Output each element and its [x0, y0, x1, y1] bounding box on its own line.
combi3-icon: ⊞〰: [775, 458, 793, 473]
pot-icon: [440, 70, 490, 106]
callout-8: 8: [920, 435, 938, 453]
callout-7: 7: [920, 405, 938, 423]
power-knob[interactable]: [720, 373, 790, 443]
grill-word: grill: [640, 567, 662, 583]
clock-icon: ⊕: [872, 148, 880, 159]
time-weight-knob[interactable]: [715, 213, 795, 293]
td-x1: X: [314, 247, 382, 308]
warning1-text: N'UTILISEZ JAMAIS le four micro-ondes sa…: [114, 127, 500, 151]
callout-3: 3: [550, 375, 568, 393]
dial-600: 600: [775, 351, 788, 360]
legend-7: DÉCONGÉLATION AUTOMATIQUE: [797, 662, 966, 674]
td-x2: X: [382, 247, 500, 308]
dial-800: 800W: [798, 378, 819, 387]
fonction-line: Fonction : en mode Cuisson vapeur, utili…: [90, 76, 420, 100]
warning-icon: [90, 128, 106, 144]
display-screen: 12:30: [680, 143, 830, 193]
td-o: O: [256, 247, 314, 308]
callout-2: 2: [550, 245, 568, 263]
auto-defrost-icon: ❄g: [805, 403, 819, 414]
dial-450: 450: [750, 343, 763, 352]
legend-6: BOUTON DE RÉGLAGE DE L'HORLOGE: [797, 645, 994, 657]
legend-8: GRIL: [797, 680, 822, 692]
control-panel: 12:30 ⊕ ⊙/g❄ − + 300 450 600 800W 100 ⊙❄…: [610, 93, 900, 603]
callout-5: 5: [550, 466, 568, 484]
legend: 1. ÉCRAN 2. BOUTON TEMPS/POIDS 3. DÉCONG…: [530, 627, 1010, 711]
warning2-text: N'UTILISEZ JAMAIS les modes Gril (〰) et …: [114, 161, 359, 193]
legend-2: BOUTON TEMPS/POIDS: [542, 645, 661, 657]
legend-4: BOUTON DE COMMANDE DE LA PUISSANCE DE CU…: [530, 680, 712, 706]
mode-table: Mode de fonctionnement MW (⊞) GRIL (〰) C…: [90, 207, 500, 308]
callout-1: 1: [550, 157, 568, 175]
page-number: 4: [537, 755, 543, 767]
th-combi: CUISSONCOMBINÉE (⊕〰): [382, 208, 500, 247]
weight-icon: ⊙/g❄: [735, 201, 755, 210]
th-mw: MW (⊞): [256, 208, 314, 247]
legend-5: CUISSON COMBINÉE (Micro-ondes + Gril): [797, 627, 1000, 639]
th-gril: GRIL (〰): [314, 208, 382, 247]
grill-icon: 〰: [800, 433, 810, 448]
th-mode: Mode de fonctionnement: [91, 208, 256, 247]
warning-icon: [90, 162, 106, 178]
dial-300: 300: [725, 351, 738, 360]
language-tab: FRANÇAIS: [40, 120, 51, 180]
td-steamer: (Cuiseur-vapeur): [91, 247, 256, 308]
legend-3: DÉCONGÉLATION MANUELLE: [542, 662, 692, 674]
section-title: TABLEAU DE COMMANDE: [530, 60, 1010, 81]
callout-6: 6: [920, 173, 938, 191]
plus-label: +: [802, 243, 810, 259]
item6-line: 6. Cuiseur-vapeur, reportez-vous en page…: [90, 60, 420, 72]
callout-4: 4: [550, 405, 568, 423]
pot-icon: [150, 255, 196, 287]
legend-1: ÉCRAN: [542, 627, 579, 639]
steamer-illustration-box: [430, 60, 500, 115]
⁂
• **Task statement**:
Please convert every line of the records into a Markdown table with the columns Row and Line, numbering the rows in order and leaving out blank lines.

• **Solution to the problem**:
| Row | Line |
|---|---|
| 1 | Output each element and its [x0, y0, x1, y1] bounding box on its own line. |
| 2 | combi3-icon: ⊞〰: [775, 458, 793, 473] |
| 3 | pot-icon: [440, 70, 490, 106] |
| 4 | callout-8: 8: [920, 435, 938, 453] |
| 5 | callout-7: 7: [920, 405, 938, 423] |
| 6 | power-knob[interactable]: [720, 373, 790, 443] |
| 7 | grill-word: grill: [640, 567, 662, 583] |
| 8 | clock-icon: ⊕: [872, 148, 880, 159] |
| 9 | time-weight-knob[interactable]: [715, 213, 795, 293] |
| 10 | td-x1: X: [314, 247, 382, 308] |
| 11 | warning1-text: N'UTILISEZ JAMAIS le four micro-ondes sa…: [114, 127, 500, 151] |
| 12 | callout-3: 3: [550, 375, 568, 393] |
| 13 | dial-600: 600: [775, 351, 788, 360] |
| 14 | legend-7: DÉCONGÉLATION AUTOMATIQUE: [797, 662, 966, 674] |
| 15 | td-x2: X: [382, 247, 500, 308] |
| 16 | dial-800: 800W: [798, 378, 819, 387] |
| 17 | fonction-line: Fonction : en mode Cuisson vapeur, utili…: [90, 76, 420, 100] |
| 18 | warning-icon: [90, 128, 106, 144] |
| 19 | display-screen: 12:30: [680, 143, 830, 193] |
| 20 | td-o: O: [256, 247, 314, 308] |
| 21 | callout-2: 2: [550, 245, 568, 263] |
| 22 | auto-defrost-icon: ❄g: [805, 403, 819, 414] |
| 23 | dial-450: 450: [750, 343, 763, 352] |
| 24 | legend-6: BOUTON DE RÉGLAGE DE L'HORLOGE: [797, 645, 994, 657] |
| 25 | legend-8: GRIL: [797, 680, 822, 692] |
| 26 | control-panel: 12:30 ⊕ ⊙/g❄ − + 300 450 600 800W 100 ⊙❄…: [610, 93, 900, 603] |
| 27 | callout-5: 5: [550, 466, 568, 484] |
| 28 | legend: 1. ÉCRAN 2. BOUTON TEMPS/POIDS 3. DÉCONG…: [530, 627, 1010, 711] |
| 29 | warning2-text: N'UTILISEZ JAMAIS les modes Gril (〰) et …: [114, 161, 359, 193] |
| 30 | legend-2: BOUTON TEMPS/POIDS: [542, 645, 661, 657] |
| 31 | legend-4: BOUTON DE COMMANDE DE LA PUISSANCE DE CU…: [530, 680, 712, 706] |
| 32 | mode-table: Mode de fonctionnement MW (⊞) GRIL (〰) C…: [90, 207, 500, 308] |
| 33 | callout-1: 1: [550, 157, 568, 175] |
| 34 | page-number: 4: [537, 755, 543, 767] |
| 35 | th-combi: CUISSONCOMBINÉE (⊕〰): [382, 208, 500, 247] |
| 36 | weight-icon: ⊙/g❄: [735, 201, 755, 210] |
| 37 | th-mw: MW (⊞): [256, 208, 314, 247] |
| 38 | legend-5: CUISSON COMBINÉE (Micro-ondes + Gril): [797, 627, 1000, 639] |
| 39 | th-gril: GRIL (〰): [314, 208, 382, 247] |
| 40 | grill-icon: 〰: [800, 433, 810, 448] |
| 41 | th-mode: Mode de fonctionnement: [91, 208, 256, 247] |
| 42 | warning-icon: [90, 162, 106, 178] |
| 43 | dial-300: 300: [725, 351, 738, 360] |
| 44 | language-tab: FRANÇAIS: [40, 120, 51, 180] |
| 45 | td-steamer: (Cuiseur-vapeur): [91, 247, 256, 308] |
| 46 | legend-3: DÉCONGÉLATION MANUELLE: [542, 662, 692, 674] |
| 47 | section-title: TABLEAU DE COMMANDE: [530, 60, 1010, 81] |
| 48 | callout-6: 6: [920, 173, 938, 191] |
| 49 | plus-label: +: [802, 243, 810, 259] |
| 50 | item6-line: 6. Cuiseur-vapeur, reportez-vous en page…: [90, 60, 420, 72] |
| 51 | callout-4: 4: [550, 405, 568, 423] |
| 52 | pot-icon: [150, 255, 196, 287] |
| 53 | legend-1: ÉCRAN: [542, 627, 579, 639] |
| 54 | steamer-illustration-box: [430, 60, 500, 115] |